• **Work instructions**: Return every entry exactly.

Collection entries
════

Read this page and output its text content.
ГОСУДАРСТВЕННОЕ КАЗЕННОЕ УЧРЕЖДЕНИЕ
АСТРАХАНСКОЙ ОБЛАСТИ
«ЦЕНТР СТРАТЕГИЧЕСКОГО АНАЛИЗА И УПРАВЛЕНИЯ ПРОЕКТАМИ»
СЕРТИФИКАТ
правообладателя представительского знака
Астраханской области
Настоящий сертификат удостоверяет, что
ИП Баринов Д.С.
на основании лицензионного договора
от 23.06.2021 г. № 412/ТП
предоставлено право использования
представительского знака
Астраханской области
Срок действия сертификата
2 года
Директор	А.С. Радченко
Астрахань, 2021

════

• **Response below**:
Read this page and output its text content.
ГОСУДАРСТВЕННОЕ КАЗЕННОЕ УЧРЕЖДЕНИЕ
АСТРАХАНСКОЙ ОБЛАСТИ
«ЦЕНТР СТРАТЕГИЧЕСКОГО АНАЛИЗА И УПРАВЛЕНИЯ ПРОЕКТАМИ»
СЕРТИФИКАТ
правообладателя представительского знака
Астраханской области
Настоящий сертификат удостоверяет, что
ИП Баринов Д.С.
на основании лицензионного договора
от 23.06.2021 г. № 412/ТП
предоставлено право использования
представительского знака
Астраханской области
Срок действия сертификата
2 года
Директор	А.С. Радченко
Астрахань, 2021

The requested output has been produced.